Extract from the listing each line in which the word "Aerostat" appears.

------------------------------------------------------------

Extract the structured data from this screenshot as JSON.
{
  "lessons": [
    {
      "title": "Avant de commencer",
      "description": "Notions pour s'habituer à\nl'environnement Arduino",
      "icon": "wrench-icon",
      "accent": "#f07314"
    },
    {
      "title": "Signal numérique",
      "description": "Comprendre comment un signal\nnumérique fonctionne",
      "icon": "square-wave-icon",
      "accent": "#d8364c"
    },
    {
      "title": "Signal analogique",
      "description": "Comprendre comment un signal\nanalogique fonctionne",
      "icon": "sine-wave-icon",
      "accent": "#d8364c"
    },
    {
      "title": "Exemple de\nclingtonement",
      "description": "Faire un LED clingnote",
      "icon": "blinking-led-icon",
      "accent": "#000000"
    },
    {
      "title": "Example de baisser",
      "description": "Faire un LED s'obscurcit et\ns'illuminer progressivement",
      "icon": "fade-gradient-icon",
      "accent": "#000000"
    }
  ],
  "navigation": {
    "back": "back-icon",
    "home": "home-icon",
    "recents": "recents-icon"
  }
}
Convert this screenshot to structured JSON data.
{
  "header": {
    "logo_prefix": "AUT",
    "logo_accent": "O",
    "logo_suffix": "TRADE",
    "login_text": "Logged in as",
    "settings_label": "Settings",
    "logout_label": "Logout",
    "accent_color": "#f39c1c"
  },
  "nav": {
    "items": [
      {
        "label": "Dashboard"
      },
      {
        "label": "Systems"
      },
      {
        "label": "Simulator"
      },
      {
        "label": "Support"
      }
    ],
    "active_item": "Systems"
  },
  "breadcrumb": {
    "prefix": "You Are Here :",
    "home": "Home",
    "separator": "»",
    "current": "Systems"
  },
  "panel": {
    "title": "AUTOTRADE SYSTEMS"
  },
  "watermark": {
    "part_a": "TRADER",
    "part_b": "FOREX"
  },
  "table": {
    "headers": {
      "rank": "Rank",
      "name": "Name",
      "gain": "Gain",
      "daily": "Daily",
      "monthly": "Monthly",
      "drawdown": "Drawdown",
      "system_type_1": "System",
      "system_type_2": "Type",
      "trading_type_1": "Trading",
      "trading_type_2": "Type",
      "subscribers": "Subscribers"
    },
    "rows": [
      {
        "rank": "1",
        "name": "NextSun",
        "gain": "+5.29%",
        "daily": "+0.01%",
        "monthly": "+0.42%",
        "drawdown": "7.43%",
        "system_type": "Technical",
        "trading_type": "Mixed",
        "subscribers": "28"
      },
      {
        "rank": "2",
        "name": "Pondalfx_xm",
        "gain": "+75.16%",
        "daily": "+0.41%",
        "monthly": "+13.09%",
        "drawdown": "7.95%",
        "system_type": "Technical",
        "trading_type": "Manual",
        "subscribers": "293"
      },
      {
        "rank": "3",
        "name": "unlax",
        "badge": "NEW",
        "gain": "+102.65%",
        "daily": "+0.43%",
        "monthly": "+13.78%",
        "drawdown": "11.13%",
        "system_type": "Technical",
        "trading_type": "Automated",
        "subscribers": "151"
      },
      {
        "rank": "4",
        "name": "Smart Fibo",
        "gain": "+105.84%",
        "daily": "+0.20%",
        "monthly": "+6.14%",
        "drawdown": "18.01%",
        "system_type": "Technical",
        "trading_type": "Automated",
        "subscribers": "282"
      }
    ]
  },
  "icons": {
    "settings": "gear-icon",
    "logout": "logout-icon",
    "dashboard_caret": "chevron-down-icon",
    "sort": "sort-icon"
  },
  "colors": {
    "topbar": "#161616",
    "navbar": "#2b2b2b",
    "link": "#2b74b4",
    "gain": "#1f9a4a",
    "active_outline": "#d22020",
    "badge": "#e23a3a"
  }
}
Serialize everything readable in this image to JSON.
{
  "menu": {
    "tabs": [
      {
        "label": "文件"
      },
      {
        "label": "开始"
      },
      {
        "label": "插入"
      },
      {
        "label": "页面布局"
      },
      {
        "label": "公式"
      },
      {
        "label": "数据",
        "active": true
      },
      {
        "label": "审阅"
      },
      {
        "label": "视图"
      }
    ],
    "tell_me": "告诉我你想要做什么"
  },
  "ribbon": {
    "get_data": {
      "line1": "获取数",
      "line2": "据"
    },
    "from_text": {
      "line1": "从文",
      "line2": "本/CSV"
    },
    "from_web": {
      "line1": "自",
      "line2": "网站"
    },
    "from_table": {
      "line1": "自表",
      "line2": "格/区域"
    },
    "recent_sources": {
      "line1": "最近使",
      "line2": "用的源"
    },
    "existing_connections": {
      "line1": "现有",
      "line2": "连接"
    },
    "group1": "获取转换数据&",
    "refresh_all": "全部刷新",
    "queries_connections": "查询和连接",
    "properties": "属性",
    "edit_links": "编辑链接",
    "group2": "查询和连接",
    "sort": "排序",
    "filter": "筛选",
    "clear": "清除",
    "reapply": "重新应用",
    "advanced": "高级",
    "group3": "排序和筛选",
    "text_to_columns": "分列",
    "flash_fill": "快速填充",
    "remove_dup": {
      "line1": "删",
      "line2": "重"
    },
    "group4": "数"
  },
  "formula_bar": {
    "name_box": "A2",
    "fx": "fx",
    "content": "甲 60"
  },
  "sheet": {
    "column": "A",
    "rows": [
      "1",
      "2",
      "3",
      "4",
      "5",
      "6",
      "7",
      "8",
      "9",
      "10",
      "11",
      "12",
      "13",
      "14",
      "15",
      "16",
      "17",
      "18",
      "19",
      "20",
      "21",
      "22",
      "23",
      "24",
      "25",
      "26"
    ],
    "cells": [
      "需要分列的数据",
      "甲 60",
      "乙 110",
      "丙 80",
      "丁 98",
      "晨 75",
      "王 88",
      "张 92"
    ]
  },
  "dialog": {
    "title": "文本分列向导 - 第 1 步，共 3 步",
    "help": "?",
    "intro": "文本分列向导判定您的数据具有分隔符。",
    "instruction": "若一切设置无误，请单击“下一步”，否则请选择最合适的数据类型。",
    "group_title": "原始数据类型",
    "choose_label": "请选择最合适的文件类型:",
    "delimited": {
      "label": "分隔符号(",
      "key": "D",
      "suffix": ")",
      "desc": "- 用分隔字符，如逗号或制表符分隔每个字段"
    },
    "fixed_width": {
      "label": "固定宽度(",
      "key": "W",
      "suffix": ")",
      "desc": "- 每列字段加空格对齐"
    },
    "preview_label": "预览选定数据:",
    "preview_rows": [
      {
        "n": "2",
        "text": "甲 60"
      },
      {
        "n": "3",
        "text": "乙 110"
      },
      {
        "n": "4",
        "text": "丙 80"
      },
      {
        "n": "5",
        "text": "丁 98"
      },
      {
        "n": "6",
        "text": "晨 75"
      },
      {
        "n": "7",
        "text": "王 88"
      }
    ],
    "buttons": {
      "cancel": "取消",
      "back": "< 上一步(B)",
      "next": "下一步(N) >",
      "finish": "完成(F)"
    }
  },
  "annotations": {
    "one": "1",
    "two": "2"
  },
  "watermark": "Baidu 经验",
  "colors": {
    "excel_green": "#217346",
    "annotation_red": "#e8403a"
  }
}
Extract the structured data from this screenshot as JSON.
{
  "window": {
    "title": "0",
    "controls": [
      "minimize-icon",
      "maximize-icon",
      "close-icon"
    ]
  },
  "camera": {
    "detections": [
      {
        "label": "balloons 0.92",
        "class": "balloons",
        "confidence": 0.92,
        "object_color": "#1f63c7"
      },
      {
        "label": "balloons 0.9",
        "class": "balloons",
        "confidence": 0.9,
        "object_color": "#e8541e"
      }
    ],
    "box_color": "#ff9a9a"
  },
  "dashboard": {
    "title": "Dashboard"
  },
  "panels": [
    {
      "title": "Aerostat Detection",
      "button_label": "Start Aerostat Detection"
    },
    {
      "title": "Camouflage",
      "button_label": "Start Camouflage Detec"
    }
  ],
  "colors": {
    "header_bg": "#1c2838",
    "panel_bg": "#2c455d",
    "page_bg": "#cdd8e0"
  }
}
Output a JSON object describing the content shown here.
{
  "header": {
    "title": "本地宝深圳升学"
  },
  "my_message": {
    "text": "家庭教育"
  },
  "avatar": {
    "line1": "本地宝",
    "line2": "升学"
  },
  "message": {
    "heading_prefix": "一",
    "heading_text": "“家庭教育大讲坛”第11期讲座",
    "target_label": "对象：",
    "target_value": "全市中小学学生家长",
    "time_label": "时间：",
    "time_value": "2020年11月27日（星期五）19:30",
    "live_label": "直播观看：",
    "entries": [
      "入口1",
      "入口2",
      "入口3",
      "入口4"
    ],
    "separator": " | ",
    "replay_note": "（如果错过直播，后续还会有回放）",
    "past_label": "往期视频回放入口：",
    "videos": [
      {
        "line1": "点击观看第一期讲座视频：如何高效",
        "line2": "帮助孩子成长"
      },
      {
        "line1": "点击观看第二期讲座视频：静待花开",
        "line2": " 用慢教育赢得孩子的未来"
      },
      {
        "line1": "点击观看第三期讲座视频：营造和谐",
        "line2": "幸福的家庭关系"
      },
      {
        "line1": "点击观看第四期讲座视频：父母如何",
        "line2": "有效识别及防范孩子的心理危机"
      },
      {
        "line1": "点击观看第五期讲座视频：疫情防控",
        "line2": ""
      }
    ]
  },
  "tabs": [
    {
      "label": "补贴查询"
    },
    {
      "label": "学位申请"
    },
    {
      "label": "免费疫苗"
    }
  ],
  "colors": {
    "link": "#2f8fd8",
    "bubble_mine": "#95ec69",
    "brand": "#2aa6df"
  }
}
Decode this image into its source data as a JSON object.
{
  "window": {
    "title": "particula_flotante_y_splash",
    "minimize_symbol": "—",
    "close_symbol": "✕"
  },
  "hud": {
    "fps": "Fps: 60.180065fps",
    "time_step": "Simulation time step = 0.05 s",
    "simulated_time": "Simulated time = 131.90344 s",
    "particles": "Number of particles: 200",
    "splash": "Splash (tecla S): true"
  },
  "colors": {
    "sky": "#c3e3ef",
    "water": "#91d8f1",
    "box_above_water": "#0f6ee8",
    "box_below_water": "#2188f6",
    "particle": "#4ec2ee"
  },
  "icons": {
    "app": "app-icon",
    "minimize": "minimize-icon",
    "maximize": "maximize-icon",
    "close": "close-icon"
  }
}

------------------------------------------------------------

## ANSWER TO THIS EXERCISE
      "title": "Aerostat Detection",
      "button_label": "Start Aerostat Detection"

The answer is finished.